═════ Exercise materials ═════

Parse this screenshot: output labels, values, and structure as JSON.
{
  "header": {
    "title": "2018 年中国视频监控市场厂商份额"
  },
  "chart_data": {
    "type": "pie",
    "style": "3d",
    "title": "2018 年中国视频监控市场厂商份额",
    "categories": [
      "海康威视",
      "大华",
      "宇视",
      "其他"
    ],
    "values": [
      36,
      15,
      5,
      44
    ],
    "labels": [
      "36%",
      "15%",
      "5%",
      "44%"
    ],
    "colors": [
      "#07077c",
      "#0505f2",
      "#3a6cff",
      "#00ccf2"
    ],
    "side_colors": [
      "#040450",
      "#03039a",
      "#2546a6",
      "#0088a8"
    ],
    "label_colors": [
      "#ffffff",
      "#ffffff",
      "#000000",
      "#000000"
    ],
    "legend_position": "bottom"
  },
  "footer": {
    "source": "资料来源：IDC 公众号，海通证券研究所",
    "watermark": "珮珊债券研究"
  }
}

═════

Directive:
Copy out every line of the data above, exactly as given.

Result of this exercise:
Parse this screenshot: output labels, values, and structure as JSON.
{
  "header": {
    "title": "2018 年中国视频监控市场厂商份额"
  },
  "chart_data": {
    "type": "pie",
    "style": "3d",
    "title": "2018 年中国视频监控市场厂商份额",
    "categories": [
      "海康威视",
      "大华",
      "宇视",
      "其他"
    ],
    "values": [
      36,
      15,
      5,
      44
    ],
    "labels": [
      "36%",
      "15%",
      "5%",
      "44%"
    ],
    "colors": [
      "#07077c",
      "#0505f2",
      "#3a6cff",
      "#00ccf2"
    ],
    "side_colors": [
      "#040450",
      "#03039a",
      "#2546a6",
      "#0088a8"
    ],
    "label_colors": [
      "#ffffff",
      "#ffffff",
      "#000000",
      "#000000"
    ],
    "legend_position": "bottom"
  },
  "footer": {
    "source": "资料来源：IDC 公众号，海通证券研究所",
    "watermark": "珮珊债券研究"
  }
}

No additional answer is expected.